=== Provided records ===

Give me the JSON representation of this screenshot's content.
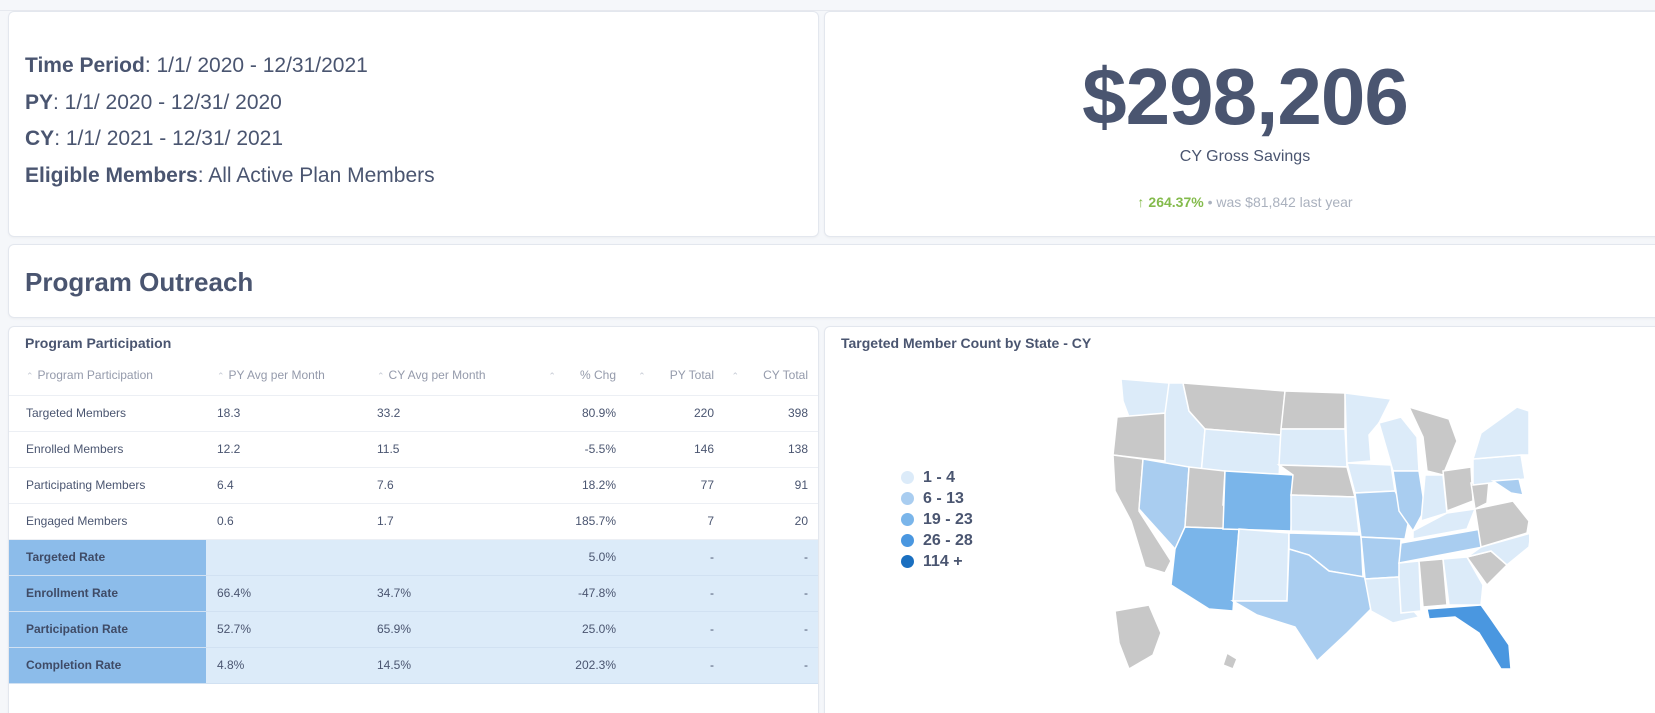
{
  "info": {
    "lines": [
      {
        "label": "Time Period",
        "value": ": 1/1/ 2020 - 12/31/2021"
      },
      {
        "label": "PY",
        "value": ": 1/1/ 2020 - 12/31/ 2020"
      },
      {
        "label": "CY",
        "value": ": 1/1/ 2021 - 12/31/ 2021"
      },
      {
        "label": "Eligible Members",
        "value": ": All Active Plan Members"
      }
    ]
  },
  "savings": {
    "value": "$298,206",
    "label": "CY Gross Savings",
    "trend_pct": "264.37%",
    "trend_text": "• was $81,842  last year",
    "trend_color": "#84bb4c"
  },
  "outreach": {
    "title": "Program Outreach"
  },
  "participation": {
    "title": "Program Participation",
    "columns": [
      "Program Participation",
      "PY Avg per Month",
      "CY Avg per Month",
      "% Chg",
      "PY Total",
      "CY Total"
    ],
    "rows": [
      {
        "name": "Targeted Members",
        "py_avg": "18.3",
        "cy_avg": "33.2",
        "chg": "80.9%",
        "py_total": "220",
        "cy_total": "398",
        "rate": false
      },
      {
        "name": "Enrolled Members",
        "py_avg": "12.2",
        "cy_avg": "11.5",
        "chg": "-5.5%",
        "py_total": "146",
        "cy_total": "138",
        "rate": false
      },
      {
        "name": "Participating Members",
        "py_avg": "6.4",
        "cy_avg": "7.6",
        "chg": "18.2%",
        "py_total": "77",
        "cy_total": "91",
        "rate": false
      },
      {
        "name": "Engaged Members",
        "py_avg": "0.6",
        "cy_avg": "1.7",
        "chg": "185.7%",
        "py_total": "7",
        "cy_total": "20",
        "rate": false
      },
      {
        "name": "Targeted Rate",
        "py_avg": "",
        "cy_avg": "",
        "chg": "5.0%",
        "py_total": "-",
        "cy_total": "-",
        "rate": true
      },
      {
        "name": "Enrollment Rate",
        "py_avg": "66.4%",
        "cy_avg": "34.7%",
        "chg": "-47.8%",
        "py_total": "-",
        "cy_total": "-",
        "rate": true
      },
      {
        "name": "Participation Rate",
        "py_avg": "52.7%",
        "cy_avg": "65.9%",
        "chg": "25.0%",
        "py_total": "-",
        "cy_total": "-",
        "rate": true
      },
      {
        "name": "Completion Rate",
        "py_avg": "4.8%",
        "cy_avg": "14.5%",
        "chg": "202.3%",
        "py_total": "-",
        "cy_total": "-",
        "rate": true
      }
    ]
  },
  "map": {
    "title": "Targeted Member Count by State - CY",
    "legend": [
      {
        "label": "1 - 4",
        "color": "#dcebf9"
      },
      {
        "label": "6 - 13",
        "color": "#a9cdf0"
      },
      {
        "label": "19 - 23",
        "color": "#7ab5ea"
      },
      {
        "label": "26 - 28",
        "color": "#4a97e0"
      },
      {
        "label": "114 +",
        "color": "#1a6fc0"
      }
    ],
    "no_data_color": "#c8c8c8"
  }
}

===
=== Provided records ===

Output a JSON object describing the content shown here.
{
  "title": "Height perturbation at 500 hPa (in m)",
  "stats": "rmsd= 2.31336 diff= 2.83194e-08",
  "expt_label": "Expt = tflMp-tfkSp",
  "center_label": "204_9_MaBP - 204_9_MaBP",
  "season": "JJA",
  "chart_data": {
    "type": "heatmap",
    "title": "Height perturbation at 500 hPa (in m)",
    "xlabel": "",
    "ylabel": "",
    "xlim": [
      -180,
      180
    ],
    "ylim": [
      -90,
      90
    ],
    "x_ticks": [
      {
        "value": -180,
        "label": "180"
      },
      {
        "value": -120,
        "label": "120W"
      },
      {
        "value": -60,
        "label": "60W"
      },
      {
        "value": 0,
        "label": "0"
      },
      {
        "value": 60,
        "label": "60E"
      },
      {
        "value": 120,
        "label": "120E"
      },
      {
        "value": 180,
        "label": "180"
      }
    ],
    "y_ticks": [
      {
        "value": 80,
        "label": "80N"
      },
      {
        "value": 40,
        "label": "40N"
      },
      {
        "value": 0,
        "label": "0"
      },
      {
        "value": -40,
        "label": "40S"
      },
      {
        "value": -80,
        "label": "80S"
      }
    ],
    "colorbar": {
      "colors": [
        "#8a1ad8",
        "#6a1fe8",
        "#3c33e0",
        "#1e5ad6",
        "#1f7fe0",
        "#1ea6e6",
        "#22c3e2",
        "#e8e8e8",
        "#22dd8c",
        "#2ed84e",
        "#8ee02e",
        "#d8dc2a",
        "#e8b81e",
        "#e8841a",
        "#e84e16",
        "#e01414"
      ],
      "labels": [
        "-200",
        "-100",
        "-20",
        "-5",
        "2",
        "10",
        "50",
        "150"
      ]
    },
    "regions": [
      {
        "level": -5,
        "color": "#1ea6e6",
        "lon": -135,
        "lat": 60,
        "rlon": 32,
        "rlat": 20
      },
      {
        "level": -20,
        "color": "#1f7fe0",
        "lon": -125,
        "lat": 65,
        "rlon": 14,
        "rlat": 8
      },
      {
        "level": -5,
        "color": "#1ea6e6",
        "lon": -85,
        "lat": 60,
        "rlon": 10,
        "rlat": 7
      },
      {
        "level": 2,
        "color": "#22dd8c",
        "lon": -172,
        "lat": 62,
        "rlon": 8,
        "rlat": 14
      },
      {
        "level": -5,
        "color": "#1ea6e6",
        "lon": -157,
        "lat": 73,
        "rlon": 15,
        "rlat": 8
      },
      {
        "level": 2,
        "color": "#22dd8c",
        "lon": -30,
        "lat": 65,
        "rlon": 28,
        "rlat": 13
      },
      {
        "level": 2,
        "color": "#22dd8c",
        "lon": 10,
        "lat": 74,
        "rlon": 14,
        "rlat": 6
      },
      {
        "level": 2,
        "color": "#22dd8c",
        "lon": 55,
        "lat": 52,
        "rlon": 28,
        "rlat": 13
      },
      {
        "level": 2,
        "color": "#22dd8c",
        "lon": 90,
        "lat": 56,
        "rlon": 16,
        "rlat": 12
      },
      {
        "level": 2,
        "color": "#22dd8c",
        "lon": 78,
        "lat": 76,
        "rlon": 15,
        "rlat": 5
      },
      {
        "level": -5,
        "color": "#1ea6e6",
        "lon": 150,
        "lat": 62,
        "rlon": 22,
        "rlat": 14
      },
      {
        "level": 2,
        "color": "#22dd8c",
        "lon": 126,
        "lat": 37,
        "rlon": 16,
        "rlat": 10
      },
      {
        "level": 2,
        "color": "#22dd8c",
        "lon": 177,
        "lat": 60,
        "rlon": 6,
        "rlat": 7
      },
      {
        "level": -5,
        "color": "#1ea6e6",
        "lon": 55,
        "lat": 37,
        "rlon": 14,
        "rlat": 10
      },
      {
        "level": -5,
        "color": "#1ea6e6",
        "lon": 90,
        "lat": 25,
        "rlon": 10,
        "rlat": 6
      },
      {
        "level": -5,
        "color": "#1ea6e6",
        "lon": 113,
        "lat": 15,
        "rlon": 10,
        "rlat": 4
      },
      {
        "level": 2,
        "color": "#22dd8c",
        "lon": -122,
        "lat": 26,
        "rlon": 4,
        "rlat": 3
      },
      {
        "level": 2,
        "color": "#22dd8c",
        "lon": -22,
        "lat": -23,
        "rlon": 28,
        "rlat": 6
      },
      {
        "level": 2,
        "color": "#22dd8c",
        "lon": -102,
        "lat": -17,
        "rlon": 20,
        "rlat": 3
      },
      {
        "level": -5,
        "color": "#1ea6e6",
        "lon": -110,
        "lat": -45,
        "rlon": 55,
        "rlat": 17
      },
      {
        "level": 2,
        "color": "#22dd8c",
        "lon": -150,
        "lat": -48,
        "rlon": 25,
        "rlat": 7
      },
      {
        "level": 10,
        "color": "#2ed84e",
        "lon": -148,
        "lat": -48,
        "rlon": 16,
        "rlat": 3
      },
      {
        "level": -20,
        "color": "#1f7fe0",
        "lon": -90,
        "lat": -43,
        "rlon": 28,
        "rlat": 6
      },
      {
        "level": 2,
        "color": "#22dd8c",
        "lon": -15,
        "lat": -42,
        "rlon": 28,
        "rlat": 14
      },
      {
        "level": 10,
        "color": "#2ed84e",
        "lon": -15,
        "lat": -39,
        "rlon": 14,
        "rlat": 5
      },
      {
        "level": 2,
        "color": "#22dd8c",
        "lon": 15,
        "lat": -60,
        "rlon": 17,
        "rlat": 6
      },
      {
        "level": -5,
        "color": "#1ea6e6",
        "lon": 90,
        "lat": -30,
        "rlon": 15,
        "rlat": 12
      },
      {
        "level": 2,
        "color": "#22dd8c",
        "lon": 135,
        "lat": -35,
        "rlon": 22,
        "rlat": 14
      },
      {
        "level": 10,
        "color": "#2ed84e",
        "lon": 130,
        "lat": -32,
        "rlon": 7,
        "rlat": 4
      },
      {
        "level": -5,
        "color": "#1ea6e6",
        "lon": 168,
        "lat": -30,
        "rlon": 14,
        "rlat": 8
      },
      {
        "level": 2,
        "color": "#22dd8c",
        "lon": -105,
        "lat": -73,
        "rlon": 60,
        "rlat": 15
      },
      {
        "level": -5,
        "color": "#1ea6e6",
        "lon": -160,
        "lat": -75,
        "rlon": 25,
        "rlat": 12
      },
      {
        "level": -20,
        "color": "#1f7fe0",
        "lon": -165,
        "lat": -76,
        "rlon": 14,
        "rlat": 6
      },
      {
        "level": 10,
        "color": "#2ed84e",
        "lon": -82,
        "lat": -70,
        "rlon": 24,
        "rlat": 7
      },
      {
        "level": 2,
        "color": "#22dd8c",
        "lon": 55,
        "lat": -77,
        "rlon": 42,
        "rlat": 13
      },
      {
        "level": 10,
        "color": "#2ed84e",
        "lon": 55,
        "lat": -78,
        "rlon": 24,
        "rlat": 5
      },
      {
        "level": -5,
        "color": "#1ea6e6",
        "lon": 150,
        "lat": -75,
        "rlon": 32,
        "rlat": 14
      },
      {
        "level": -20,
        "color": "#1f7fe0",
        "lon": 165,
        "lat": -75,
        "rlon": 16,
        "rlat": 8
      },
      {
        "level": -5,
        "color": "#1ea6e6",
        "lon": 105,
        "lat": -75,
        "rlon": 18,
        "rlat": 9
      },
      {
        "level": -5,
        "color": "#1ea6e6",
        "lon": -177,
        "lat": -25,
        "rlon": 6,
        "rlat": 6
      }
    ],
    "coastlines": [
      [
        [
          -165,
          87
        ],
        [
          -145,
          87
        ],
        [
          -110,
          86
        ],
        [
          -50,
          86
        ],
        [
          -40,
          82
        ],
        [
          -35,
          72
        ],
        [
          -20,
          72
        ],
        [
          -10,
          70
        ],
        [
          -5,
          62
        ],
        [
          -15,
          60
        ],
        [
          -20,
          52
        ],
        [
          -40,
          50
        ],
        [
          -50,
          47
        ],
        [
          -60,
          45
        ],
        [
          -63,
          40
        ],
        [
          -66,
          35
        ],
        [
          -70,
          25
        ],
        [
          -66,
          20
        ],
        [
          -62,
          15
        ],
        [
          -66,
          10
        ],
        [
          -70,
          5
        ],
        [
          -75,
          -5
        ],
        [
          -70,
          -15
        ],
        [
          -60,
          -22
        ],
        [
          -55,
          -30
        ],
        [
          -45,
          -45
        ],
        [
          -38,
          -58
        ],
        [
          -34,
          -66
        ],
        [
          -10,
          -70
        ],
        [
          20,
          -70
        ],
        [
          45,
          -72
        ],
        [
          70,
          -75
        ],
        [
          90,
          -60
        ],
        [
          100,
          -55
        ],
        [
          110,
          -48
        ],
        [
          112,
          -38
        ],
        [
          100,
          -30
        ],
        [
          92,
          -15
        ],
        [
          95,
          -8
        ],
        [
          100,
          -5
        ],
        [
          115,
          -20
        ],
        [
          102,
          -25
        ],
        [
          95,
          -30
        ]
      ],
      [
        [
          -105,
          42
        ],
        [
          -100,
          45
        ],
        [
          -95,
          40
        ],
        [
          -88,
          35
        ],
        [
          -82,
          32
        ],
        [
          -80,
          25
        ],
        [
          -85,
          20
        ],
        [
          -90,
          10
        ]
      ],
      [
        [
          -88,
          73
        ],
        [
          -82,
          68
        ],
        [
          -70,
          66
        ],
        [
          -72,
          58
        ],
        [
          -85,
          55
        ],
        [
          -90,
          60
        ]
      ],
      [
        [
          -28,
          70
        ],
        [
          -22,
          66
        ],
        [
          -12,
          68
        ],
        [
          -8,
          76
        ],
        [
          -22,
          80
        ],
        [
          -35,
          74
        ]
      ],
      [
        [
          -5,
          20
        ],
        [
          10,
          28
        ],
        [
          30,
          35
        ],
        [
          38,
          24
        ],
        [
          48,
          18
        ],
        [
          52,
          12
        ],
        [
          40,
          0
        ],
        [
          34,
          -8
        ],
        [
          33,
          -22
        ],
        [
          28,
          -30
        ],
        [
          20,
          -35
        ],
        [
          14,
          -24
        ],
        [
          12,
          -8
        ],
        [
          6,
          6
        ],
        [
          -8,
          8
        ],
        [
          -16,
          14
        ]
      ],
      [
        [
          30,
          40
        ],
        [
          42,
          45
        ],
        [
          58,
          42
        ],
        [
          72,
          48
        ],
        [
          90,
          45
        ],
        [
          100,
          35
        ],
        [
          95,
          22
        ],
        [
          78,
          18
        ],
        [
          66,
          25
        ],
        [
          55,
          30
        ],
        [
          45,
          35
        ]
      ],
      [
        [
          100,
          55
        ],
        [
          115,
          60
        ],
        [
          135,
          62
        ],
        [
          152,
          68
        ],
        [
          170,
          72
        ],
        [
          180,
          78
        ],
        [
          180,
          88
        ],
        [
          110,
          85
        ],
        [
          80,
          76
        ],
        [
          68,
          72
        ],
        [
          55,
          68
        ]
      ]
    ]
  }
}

===

**Exercise brief:**
Find how many lines in the records contain the string "content", then give the number alone.

**Final result:**
2